▸ **Required task**:
Set the data down again, exactly as it reads, but without the pictures.

Items from a data source:
====================

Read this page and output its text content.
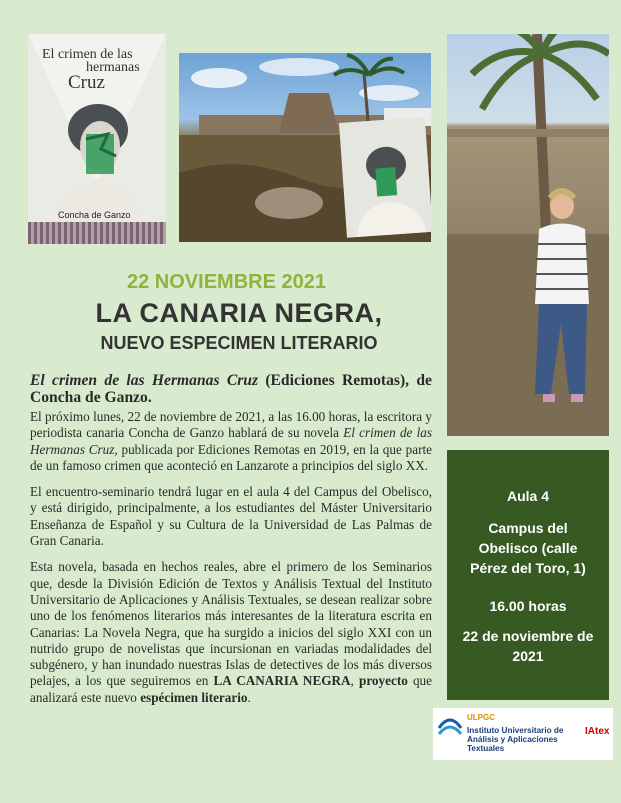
El crimen de las
hermanas
Cruz
Concha de Ganzo
22 NOVIEMBRE 2021
LA CANARIA NEGRA,
NUEVO ESPECIMEN LITERARIO
El crimen de las Hermanas Cruz (Ediciones Remotas), de Concha de Ganzo.

El próximo lunes, 22 de noviembre de 2021, a las 16.00 horas, la escritora y periodista canaria Concha de Ganzo hablará de su novela El crimen de las Hermanas Cruz, publicada por Ediciones Remotas en 2019, en la que parte de un famoso crimen que aconteció en Lanzarote a principios del siglo XX.

El encuentro-seminario tendrá lugar en el aula 4 del Campus del Obelisco, y está dirigido, principalmente, a los estudiantes del Máster Universitario Enseñanza de Español y su Cultura de la Universidad de Las Palmas de Gran Canaria.

Esta novela, basada en hechos reales, abre el primero de los Seminarios que, desde la División Edición de Textos y Análisis Textual del Instituto Universitario de Aplicaciones y Análisis Textuales, se desean realizar sobre uno de los fenómenos literarios más interesantes de la literatura escrita en Canarias: La Novela Negra, que ha surgido a inicios del siglo XXI con un nutrido grupo de novelistas que incursionan en variadas modalidades del subgénero, y han inundado nuestras Islas de detectives de los más diversos pelajes, a los que seguiremos en LA CANARIA NEGRA, proyecto que analizará este nuevo espécimen literario.

Aula 4
Campus del Obelisco (calle Pérez del Toro, 1)
16.00 horas
22 de noviembre de 2021
ULPGC
Instituto Universitario de
Análisis y Aplicaciones
Textuales
IAtex
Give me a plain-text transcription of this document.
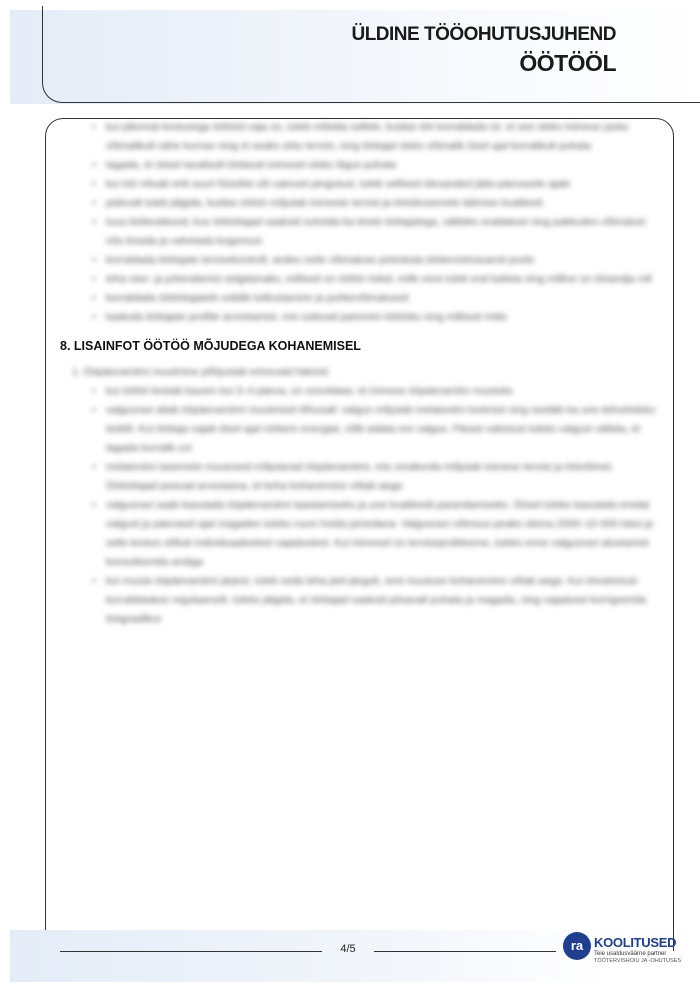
ÜLDINE TÖÖOHUTUSJUHEND
ÖÖTÖÖL
• kui pikemat kestusega öötööd vaja on, tuleb mõelda sellele, kuidas töö korraldada nii, et see oleks inimese jaoks võimalikult vähe kurnav ning ei seaks ohtu tervist, ning töötajal oleks võimalik öisel ajal korralikult puhata
• tagada, et öösel tavaliselt töötaval inimesel oleks õigus puhata
• kui töö nõuab eriti suurt füüsilist või vaimset pingutust, tuleb sellised ülesanded jätta päevasele ajale
• pidevalt tuleb jälgida, kuidas öötöö mõjutab inimeste tervist ja tööülesannete täitmise kvaliteeti
• luua töökeskkond, kus öötöötajad saaksid suhelda ka teiste töötajatega, vältides eraldatust ning pakkudes võimalust nõu küsida ja vahetada kogemusi
• korraldada töötajate tervisekontroll, andes neile võimaluse pöörduda töötervishoiuarsti poole
• teha sise- ja juhendamisi selgitamaks, millised on öötöö riskid, mille eest tuleb end kaitsta ning milline on tööandja roll
• korraldada öötöötajatele sobilik toitlustamine ja puhkevõimalused
• kaaluda töötajate profiile arvestamist, mis sobivad paremini öötööks ning millised mitte
8. LISAINFOT ÖÖTÖÖ MÕJUDEGA KOHANEMISEL
1. Ööpäevarütmi muutmine põhjustab erinevaid häireid.
• kui öötöö kestab kauem kui 3–4 päeva, on soovitatav, et inimese ööpäevarütm muutuks
• valgusravi aitab ööpäevarütmi muutmisel tõhusalt: valgus mõjutab melatoniini tootmist ning seeläbi ka une-ärkveloleku tsüklit. Kui töötaja vajab öisel ajal rohkem energiat, võib aidata ere valgus. Pärast vahetust tuleks valgust vältida, et tagada korralik uni
• melatoniini tasemete muutused mõjutavad ööpäevarütmi, mis omakorda mõjutab inimese tervist ja töövõimet. Öötöötajad peavad arvestama, et keha kohanemine võtab aega
• valgusravi saab kasutada ööpäevarütmi taastamiseks ja une kvaliteedi parandamiseks. Öösel tuleks kasutada eredat valgust ja päevasel ajal magades tuleks ruum hoida pimedana. Valgusravi võimsus peaks olema 2500–10 000 luksi ja selle kestus sõltub individuaalsetest vajadustest. Kui inimesel on terviseprobleeme, tuleks enne valgusravi alustamist konsulteerida arstiga
• kui muuta ööpäevarütmi järjest, tuleb seda teha järk-järgult, sest muutuse kohanemine võtab aega. Kui öövahetust korraldatakse regulaarselt, tuleks jälgida, et töötajad saaksid piisavalt puhata ja magada, ning vajadusel korrigeerida töögraafikut
4/5	ra KOOLITUSED
Teie usaldusväärne partner
TÖÖTERVISHOIU JA -OHUTUSES
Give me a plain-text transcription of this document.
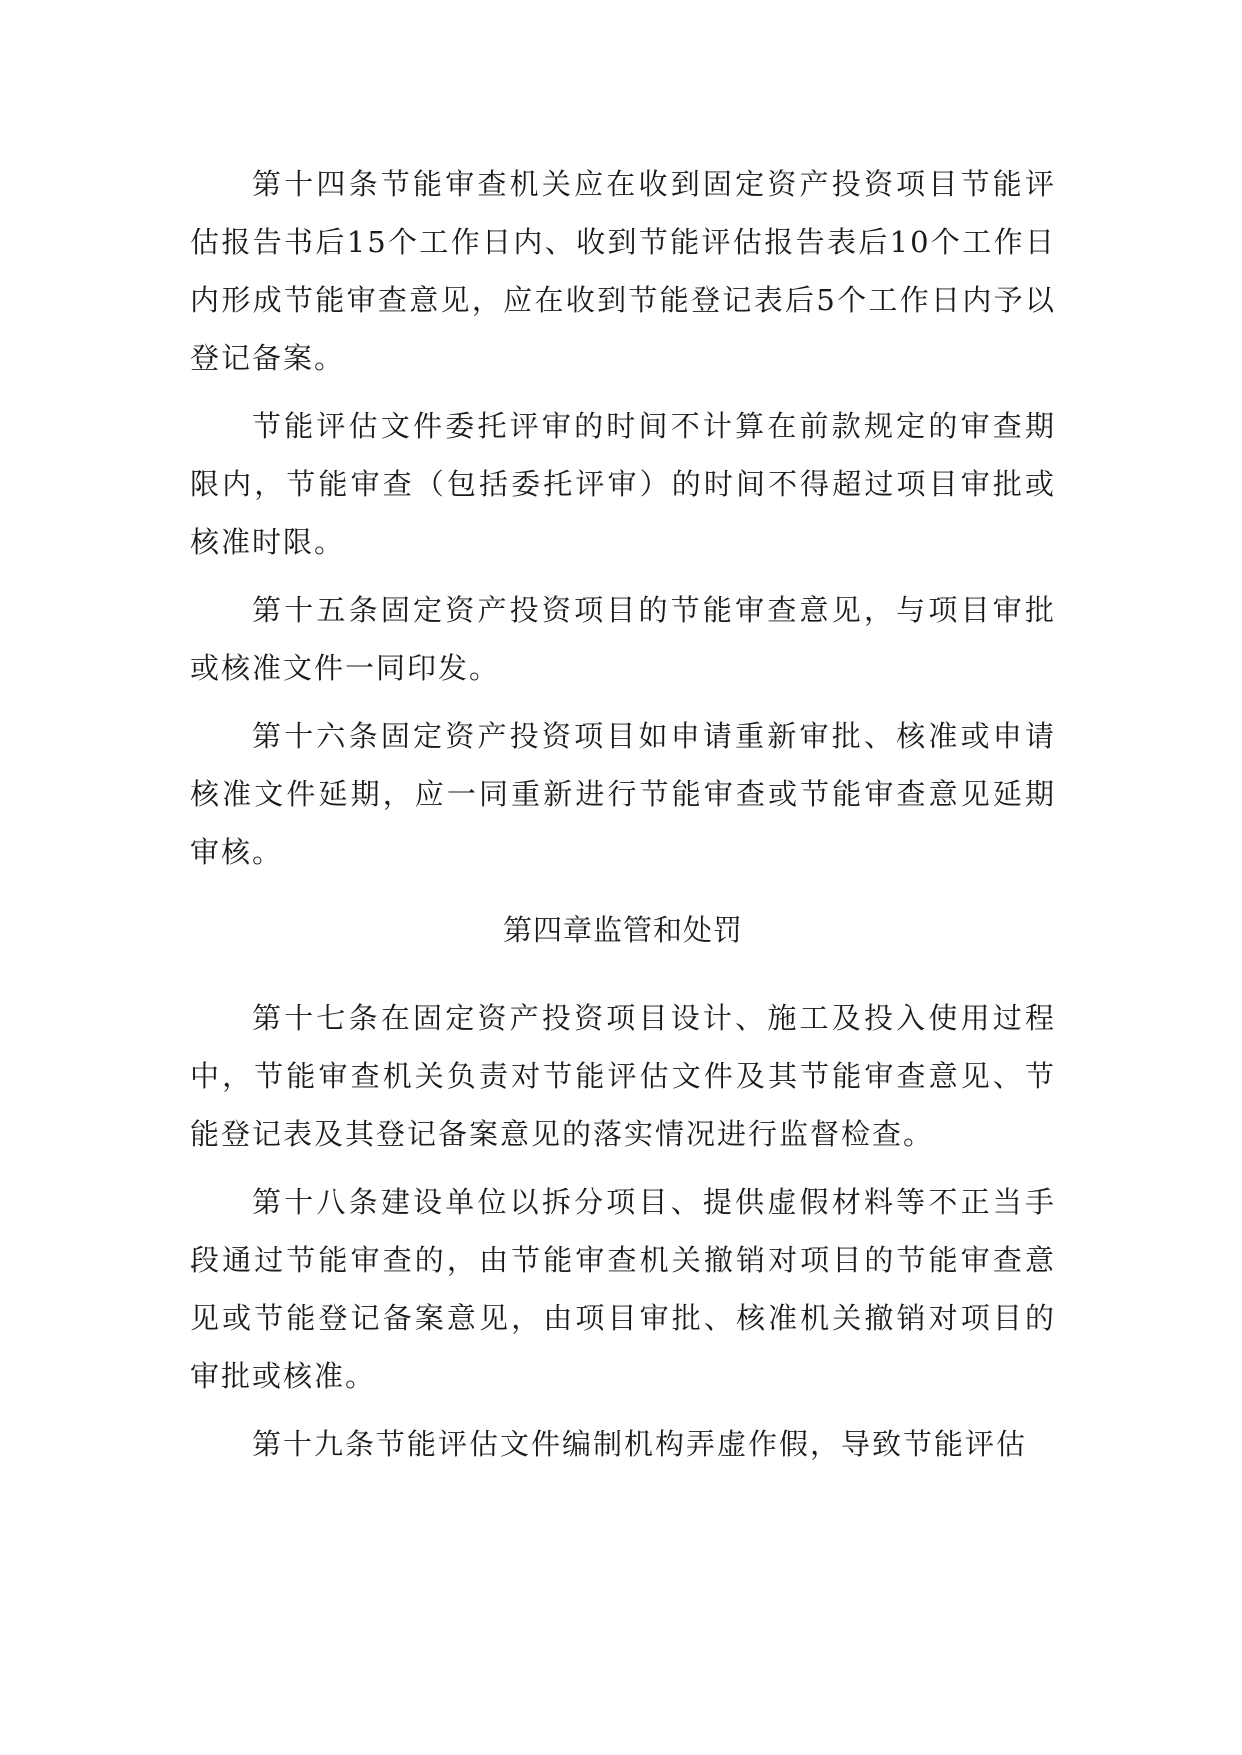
第十四条节能审查机关应在收到固定资产投资项目节能评估报告书后15个工作日内、收到节能评估报告表后10个工作日内形成节能审查意见，应在收到节能登记表后5个工作日内予以登记备案。

节能评估文件委托评审的时间不计算在前款规定的审查期限内，节能审查（包括委托评审）的时间不得超过项目审批或核准时限。

第十五条固定资产投资项目的节能审查意见，与项目审批或核准文件一同印发。

第十六条固定资产投资项目如申请重新审批、核准或申请核准文件延期，应一同重新进行节能审查或节能审查意见延期审核。

第四章监管和处罚

第十七条在固定资产投资项目设计、施工及投入使用过程中，节能审查机关负责对节能评估文件及其节能审查意见、节能登记表及其登记备案意见的落实情况进行监督检查。

第十八条建设单位以拆分项目、提供虚假材料等不正当手段通过节能审查的，由节能审查机关撤销对项目的节能审查意见或节能登记备案意见，由项目审批、核准机关撤销对项目的审批或核准。

第十九条节能评估文件编制机构弄虚作假，导致节能评估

====================

▸ **Response**:
Read this page and output its text content.
El crimen de las
hermanas
Cruz
Concha de Ganzo
22 NOVIEMBRE 2021
LA CANARIA NEGRA,
NUEVO ESPECIMEN LITERARIO
El crimen de las Hermanas Cruz (Ediciones Remotas), de Concha de Ganzo.

El próximo lunes, 22 de noviembre de 2021, a las 16.00 horas, la escritora y periodista canaria Concha de Ganzo hablará de su novela El crimen de las Hermanas Cruz, publicada por Ediciones Remotas en 2019, en la que parte de un famoso crimen que aconteció en Lanzarote a principios del siglo XX.

El encuentro-seminario tendrá lugar en el aula 4 del Campus del Obelisco, y está dirigido, principalmente, a los estudiantes del Máster Universitario Enseñanza de Español y su Cultura de la Universidad de Las Palmas de Gran Canaria.

Esta novela, basada en hechos reales, abre el primero de los Seminarios que, desde la División Edición de Textos y Análisis Textual del Instituto Universitario de Aplicaciones y Análisis Textuales, se desean realizar sobre uno de los fenómenos literarios más interesantes de la literatura escrita en Canarias: La Novela Negra, que ha surgido a inicios del siglo XXI con un nutrido grupo de novelistas que incursionan en variadas modalidades del subgénero, y han inundado nuestras Islas de detectives de los más diversos pelajes, a los que seguiremos en LA CANARIA NEGRA, proyecto que analizará este nuevo espécimen literario.

Aula 4
Campus del Obelisco (calle Pérez del Toro, 1)
16.00 horas
22 de noviembre de 2021
ULPGC
Instituto Universitario de
Análisis y Aplicaciones
Textuales
IAtex
Give me a plain-text transcription of this document.
ÜLDINE TÖÖOHUTUSJUHEND
ÖÖTÖÖL
• kui pikemat kestusega öötööd vaja on, tuleb mõelda sellele, kuidas töö korraldada nii, et see oleks inimese jaoks võimalikult vähe kurnav ning ei seaks ohtu tervist, ning töötajal oleks võimalik öisel ajal korralikult puhata
• tagada, et öösel tavaliselt töötaval inimesel oleks õigus puhata
• kui töö nõuab eriti suurt füüsilist või vaimset pingutust, tuleb sellised ülesanded jätta päevasele ajale
• pidevalt tuleb jälgida, kuidas öötöö mõjutab inimeste tervist ja tööülesannete täitmise kvaliteeti
• luua töökeskkond, kus öötöötajad saaksid suhelda ka teiste töötajatega, vältides eraldatust ning pakkudes võimalust nõu küsida ja vahetada kogemusi
• korraldada töötajate tervisekontroll, andes neile võimaluse pöörduda töötervishoiuarsti poole
• teha sise- ja juhendamisi selgitamaks, millised on öötöö riskid, mille eest tuleb end kaitsta ning milline on tööandja roll
• korraldada öötöötajatele sobilik toitlustamine ja puhkevõimalused
• kaaluda töötajate profiile arvestamist, mis sobivad paremini öötööks ning millised mitte
8. LISAINFOT ÖÖTÖÖ MÕJUDEGA KOHANEMISEL
1. Ööpäevarütmi muutmine põhjustab erinevaid häireid.
• kui öötöö kestab kauem kui 3–4 päeva, on soovitatav, et inimese ööpäevarütm muutuks
• valgusravi aitab ööpäevarütmi muutmisel tõhusalt: valgus mõjutab melatoniini tootmist ning seeläbi ka une-ärkveloleku tsüklit. Kui töötaja vajab öisel ajal rohkem energiat, võib aidata ere valgus. Pärast vahetust tuleks valgust vältida, et tagada korralik uni
• melatoniini tasemete muutused mõjutavad ööpäevarütmi, mis omakorda mõjutab inimese tervist ja töövõimet. Öötöötajad peavad arvestama, et keha kohanemine võtab aega
• valgusravi saab kasutada ööpäevarütmi taastamiseks ja une kvaliteedi parandamiseks. Öösel tuleks kasutada eredat valgust ja päevasel ajal magades tuleks ruum hoida pimedana. Valgusravi võimsus peaks olema 2500–10 000 luksi ja selle kestus sõltub individuaalsetest vajadustest. Kui inimesel on terviseprobleeme, tuleks enne valgusravi alustamist konsulteerida arstiga
• kui muuta ööpäevarütmi järjest, tuleb seda teha järk-järgult, sest muutuse kohanemine võtab aega. Kui öövahetust korraldatakse regulaarselt, tuleks jälgida, et töötajad saaksid piisavalt puhata ja magada, ning vajadusel korrigeerida töögraafikut
4/5	ra KOOLITUSED
Teie usaldusväärne partner
TÖÖTERVISHOIU JA -OHUTUSES
Give me a plain-text transcription of this document.
第十四条节能审查机关应在收到固定资产投资项目节能评估报告书后15个工作日内、收到节能评估报告表后10个工作日内形成节能审查意见，应在收到节能登记表后5个工作日内予以登记备案。

节能评估文件委托评审的时间不计算在前款规定的审查期限内，节能审查（包括委托评审）的时间不得超过项目审批或核准时限。

第十五条固定资产投资项目的节能审查意见，与项目审批或核准文件一同印发。

第十六条固定资产投资项目如申请重新审批、核准或申请核准文件延期，应一同重新进行节能审查或节能审查意见延期审核。

第四章监管和处罚

第十七条在固定资产投资项目设计、施工及投入使用过程中，节能审查机关负责对节能评估文件及其节能审查意见、节能登记表及其登记备案意见的落实情况进行监督检查。

第十八条建设单位以拆分项目、提供虚假材料等不正当手段通过节能审查的，由节能审查机关撤销对项目的节能审查意见或节能登记备案意见，由项目审批、核准机关撤销对项目的审批或核准。

第十九条节能评估文件编制机构弄虚作假，导致节能评估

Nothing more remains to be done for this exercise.